## Begin Provided information

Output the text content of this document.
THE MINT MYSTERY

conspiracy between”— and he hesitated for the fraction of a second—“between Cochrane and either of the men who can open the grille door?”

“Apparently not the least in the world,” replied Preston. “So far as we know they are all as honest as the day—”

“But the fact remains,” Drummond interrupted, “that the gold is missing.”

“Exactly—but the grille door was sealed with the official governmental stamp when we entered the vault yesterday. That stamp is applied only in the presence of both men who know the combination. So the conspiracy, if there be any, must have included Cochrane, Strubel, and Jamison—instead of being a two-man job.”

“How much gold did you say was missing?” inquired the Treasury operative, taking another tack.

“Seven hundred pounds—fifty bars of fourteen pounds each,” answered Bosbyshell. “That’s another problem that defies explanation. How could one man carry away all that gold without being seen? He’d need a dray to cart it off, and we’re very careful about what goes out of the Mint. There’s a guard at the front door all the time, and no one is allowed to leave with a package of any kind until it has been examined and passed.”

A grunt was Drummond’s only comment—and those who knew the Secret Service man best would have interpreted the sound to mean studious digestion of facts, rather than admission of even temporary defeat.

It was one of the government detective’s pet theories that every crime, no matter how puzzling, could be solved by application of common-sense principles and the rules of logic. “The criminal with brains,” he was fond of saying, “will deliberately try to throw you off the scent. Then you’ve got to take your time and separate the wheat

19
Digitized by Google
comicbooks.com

## End Provided information

Of the lines in this listing, report how many contain the string "missing", and give the number only.

#### Correct response:
2